▶ **WORK TO BE COMPLETED**:
Rewrite the listing from its first line through the line containing "545, 196, 561]", inclusive, replacing "Kelvin" with "K" and leaving everything else unchanged. Give only those lines.

------------------------------------------------------------------------

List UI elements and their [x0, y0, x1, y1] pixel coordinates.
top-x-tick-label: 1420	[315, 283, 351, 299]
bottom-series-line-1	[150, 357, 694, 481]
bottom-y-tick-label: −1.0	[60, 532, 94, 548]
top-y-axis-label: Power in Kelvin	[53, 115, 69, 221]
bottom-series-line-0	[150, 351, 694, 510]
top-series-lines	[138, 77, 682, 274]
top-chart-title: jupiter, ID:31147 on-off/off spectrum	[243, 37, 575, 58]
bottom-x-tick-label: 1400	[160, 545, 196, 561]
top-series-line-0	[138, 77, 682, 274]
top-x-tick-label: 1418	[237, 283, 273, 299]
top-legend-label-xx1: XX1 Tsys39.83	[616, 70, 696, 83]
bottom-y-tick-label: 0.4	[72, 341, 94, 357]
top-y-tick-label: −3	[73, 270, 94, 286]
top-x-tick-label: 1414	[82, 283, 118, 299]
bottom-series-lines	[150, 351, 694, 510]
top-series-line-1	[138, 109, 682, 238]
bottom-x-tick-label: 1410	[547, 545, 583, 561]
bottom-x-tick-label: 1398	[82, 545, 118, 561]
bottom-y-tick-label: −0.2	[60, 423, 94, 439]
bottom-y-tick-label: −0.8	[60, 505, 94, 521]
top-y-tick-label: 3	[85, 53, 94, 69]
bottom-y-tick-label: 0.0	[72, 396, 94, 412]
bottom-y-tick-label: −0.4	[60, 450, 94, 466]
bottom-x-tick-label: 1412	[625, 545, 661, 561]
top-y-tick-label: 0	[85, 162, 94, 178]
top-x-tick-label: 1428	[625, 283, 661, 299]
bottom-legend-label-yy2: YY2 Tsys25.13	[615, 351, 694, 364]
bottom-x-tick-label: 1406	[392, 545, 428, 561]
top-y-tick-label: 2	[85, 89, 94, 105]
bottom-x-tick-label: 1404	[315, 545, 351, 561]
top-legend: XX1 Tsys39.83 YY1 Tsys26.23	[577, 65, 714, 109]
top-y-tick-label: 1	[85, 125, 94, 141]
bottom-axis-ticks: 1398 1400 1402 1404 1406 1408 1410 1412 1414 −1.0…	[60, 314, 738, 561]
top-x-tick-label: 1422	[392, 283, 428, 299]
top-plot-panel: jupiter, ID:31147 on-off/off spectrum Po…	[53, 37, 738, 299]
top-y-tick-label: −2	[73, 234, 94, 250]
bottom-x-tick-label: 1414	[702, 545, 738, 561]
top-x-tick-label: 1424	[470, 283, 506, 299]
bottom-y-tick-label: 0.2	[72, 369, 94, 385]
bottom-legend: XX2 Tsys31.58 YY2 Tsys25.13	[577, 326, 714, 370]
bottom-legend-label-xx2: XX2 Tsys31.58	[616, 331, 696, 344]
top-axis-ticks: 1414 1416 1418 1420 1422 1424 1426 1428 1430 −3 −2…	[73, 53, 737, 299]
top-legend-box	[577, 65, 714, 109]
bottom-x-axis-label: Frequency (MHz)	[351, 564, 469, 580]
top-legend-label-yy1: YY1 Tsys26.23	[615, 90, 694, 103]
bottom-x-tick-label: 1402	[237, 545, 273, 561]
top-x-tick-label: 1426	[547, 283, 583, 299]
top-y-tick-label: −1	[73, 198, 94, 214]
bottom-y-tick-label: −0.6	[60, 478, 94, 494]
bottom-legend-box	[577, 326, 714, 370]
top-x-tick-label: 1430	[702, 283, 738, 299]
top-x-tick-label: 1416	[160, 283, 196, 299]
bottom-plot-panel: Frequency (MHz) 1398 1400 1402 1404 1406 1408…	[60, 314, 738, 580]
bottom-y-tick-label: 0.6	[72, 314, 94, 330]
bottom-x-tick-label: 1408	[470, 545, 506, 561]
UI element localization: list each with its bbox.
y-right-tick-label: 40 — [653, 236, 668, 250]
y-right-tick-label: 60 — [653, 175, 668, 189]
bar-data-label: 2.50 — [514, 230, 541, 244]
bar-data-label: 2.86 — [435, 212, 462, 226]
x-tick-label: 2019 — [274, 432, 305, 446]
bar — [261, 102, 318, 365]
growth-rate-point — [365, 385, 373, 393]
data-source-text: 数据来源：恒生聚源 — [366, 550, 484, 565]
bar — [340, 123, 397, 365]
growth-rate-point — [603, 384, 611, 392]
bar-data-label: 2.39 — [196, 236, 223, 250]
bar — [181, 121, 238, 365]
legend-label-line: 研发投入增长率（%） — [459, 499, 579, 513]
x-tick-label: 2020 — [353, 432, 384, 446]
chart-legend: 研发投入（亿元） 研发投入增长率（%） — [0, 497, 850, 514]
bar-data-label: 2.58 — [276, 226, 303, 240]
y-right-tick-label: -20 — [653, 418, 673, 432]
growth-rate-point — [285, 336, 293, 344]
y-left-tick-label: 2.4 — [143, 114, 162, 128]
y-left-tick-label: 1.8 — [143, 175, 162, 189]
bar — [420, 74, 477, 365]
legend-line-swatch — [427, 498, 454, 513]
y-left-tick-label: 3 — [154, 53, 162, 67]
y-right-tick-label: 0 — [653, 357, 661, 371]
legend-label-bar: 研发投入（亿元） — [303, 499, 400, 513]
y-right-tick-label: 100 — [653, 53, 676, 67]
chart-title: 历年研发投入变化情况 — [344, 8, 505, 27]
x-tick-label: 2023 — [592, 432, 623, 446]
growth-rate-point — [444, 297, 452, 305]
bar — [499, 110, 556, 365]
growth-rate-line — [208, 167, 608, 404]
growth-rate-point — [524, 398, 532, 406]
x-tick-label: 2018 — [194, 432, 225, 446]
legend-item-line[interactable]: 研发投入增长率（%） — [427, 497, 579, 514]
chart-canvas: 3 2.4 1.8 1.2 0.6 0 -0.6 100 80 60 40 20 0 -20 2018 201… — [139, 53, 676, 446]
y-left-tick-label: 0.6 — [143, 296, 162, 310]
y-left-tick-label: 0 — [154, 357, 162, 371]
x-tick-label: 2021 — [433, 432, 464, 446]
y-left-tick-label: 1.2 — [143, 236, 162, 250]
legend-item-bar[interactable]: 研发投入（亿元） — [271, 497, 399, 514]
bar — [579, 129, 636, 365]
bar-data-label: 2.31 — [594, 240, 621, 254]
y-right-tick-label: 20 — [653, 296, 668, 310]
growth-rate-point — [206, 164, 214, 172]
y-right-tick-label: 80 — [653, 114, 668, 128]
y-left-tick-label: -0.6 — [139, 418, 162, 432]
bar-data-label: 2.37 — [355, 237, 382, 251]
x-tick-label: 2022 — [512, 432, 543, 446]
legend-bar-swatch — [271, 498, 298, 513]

------------------------------------------------------------------------

▶ **REPLY**:
List UI elements and their [x0, y0, x1, y1] pixel coordinates.
top-x-tick-label: 1420	[315, 283, 351, 299]
bottom-series-line-1	[150, 357, 694, 481]
bottom-y-tick-label: −1.0	[60, 532, 94, 548]
top-y-axis-label: Power in K	[53, 115, 69, 221]
bottom-series-line-0	[150, 351, 694, 510]
top-series-lines	[138, 77, 682, 274]
top-chart-title: jupiter, ID:31147 on-off/off spectrum	[243, 37, 575, 58]
bottom-x-tick-label: 1400	[160, 545, 196, 561]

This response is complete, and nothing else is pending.